== DATASET ==
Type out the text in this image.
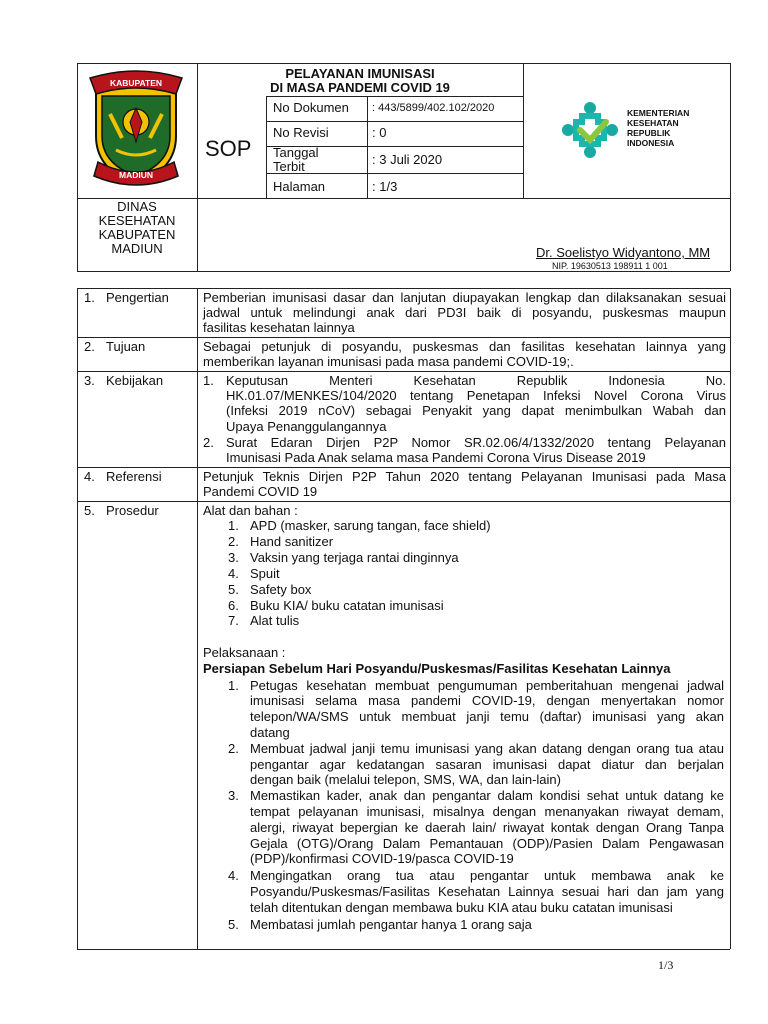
KABUPATEN
MADIUN
PELAYANAN IMUNISASI
DI MASA PANDEMI COVID 19
SOP
No Dokumen : 443/5899/402.102/2020
No Revisi	: 0
Tanggal
Terbit	: 3 Juli 2020
Halaman	: 1/3
KEMENTERIAN
KESEHATAN
REPUBLIK
INDONESIA
DINAS
KESEHATAN
KABUPATEN
MADIUN	Dr. Soelistyo Widyantono, MM
NIP. 19630513 198911 1 001
1. Pengertian	Pemberian imunisasi dasar dan lanjutan diupayakan lengkap dan dilaksanakan sesuai
jadwal untuk melindungi anak dari PD3I baik di posyandu, puskesmas maupun
fasilitas kesehatan lainnya
2. Tujuan	Sebagai petunjuk di posyandu, puskesmas dan fasilitas kesehatan lainnya yang
memberikan layanan imunisasi pada masa pandemi COVID-19;.
3. Kebijakan	1. Keputusan Menteri Kesehatan Republik Indonesia No.
HK.01.07/MENKES/104/2020 tentang Penetapan Infeksi Novel Corona Virus
(Infeksi 2019 nCoV) sebagai Penyakit yang dapat menimbulkan Wabah dan
Upaya Penanggulangannya
2. Surat Edaran Dirjen P2P Nomor SR.02.06/4/1332/2020 tentang Pelayanan
Imunisasi Pada Anak selama masa Pandemi Corona Virus Disease 2019
4. Referensi	Petunjuk Teknis Dirjen P2P Tahun 2020 tentang Pelayanan Imunisasi pada Masa
Pandemi COVID 19
5. Prosedur	Alat dan bahan :
1. APD (masker, sarung tangan, face shield)
2. Hand sanitizer
3. Vaksin yang terjaga rantai dinginnya
4. Spuit
5. Safety box
6. Buku KIA/ buku catatan imunisasi
7. Alat tulis
Pelaksanaan :
Persiapan Sebelum Hari Posyandu/Puskesmas/Fasilitas Kesehatan Lainnya
1. Petugas kesehatan membuat pengumuman pemberitahuan mengenai jadwal
imunisasi selama masa pandemi COVID-19, dengan menyertakan nomor
telepon/WA/SMS untuk membuat janji temu (daftar) imunisasi yang akan
datang
2. Membuat jadwal janji temu imunisasi yang akan datang dengan orang tua atau
pengantar agar kedatangan sasaran imunisasi dapat diatur dan berjalan
dengan baik (melalui telepon, SMS, WA, dan lain-lain)
3. Memastikan kader, anak dan pengantar dalam kondisi sehat untuk datang ke
tempat pelayanan imunisasi, misalnya dengan menanyakan riwayat demam,
alergi, riwayat bepergian ke daerah lain/ riwayat kontak dengan Orang Tanpa
Gejala (OTG)/Orang Dalam Pemantauan (ODP)/Pasien Dalam Pengawasan
(PDP)/konfirmasi COVID-19/pasca COVID-19
4. Mengingatkan orang tua atau pengantar untuk membawa anak ke
Posyandu/Puskesmas/Fasilitas Kesehatan Lainnya sesuai hari dan jam yang
telah ditentukan dengan membawa buku KIA atau buku catatan imunisasi
5. Membatasi jumlah pengantar hanya 1 orang saja
1/3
===
With the pictures left out, write out all of the data exactly.

Type out the text in this image.
KABUPATEN
MADIUN
PELAYANAN IMUNISASI
DI MASA PANDEMI COVID 19
SOP
No Dokumen : 443/5899/402.102/2020
No Revisi	: 0
Tanggal
Terbit	: 3 Juli 2020
Halaman	: 1/3
KEMENTERIAN
KESEHATAN
REPUBLIK
INDONESIA
DINAS
KESEHATAN
KABUPATEN
MADIUN	Dr. Soelistyo Widyantono, MM
NIP. 19630513 198911 1 001
1. Pengertian	Pemberian imunisasi dasar dan lanjutan diupayakan lengkap dan dilaksanakan sesuai
jadwal untuk melindungi anak dari PD3I baik di posyandu, puskesmas maupun
fasilitas kesehatan lainnya
2. Tujuan	Sebagai petunjuk di posyandu, puskesmas dan fasilitas kesehatan lainnya yang
memberikan layanan imunisasi pada masa pandemi COVID-19;.
3. Kebijakan	1. Keputusan Menteri Kesehatan Republik Indonesia No.
HK.01.07/MENKES/104/2020 tentang Penetapan Infeksi Novel Corona Virus
(Infeksi 2019 nCoV) sebagai Penyakit yang dapat menimbulkan Wabah dan
Upaya Penanggulangannya
2. Surat Edaran Dirjen P2P Nomor SR.02.06/4/1332/2020 tentang Pelayanan
Imunisasi Pada Anak selama masa Pandemi Corona Virus Disease 2019
4. Referensi	Petunjuk Teknis Dirjen P2P Tahun 2020 tentang Pelayanan Imunisasi pada Masa
Pandemi COVID 19
5. Prosedur	Alat dan bahan :
1. APD (masker, sarung tangan, face shield)
2. Hand sanitizer
3. Vaksin yang terjaga rantai dinginnya
4. Spuit
5. Safety box
6. Buku KIA/ buku catatan imunisasi
7. Alat tulis
Pelaksanaan :
Persiapan Sebelum Hari Posyandu/Puskesmas/Fasilitas Kesehatan Lainnya
1. Petugas kesehatan membuat pengumuman pemberitahuan mengenai jadwal
imunisasi selama masa pandemi COVID-19, dengan menyertakan nomor
telepon/WA/SMS untuk membuat janji temu (daftar) imunisasi yang akan
datang
2. Membuat jadwal janji temu imunisasi yang akan datang dengan orang tua atau
pengantar agar kedatangan sasaran imunisasi dapat diatur dan berjalan
dengan baik (melalui telepon, SMS, WA, dan lain-lain)
3. Memastikan kader, anak dan pengantar dalam kondisi sehat untuk datang ke
tempat pelayanan imunisasi, misalnya dengan menanyakan riwayat demam,
alergi, riwayat bepergian ke daerah lain/ riwayat kontak dengan Orang Tanpa
Gejala (OTG)/Orang Dalam Pemantauan (ODP)/Pasien Dalam Pengawasan
(PDP)/konfirmasi COVID-19/pasca COVID-19
4. Mengingatkan orang tua atau pengantar untuk membawa anak ke
Posyandu/Puskesmas/Fasilitas Kesehatan Lainnya sesuai hari dan jam yang
telah ditentukan dengan membawa buku KIA atau buku catatan imunisasi
5. Membatasi jumlah pengantar hanya 1 orang saja
1/3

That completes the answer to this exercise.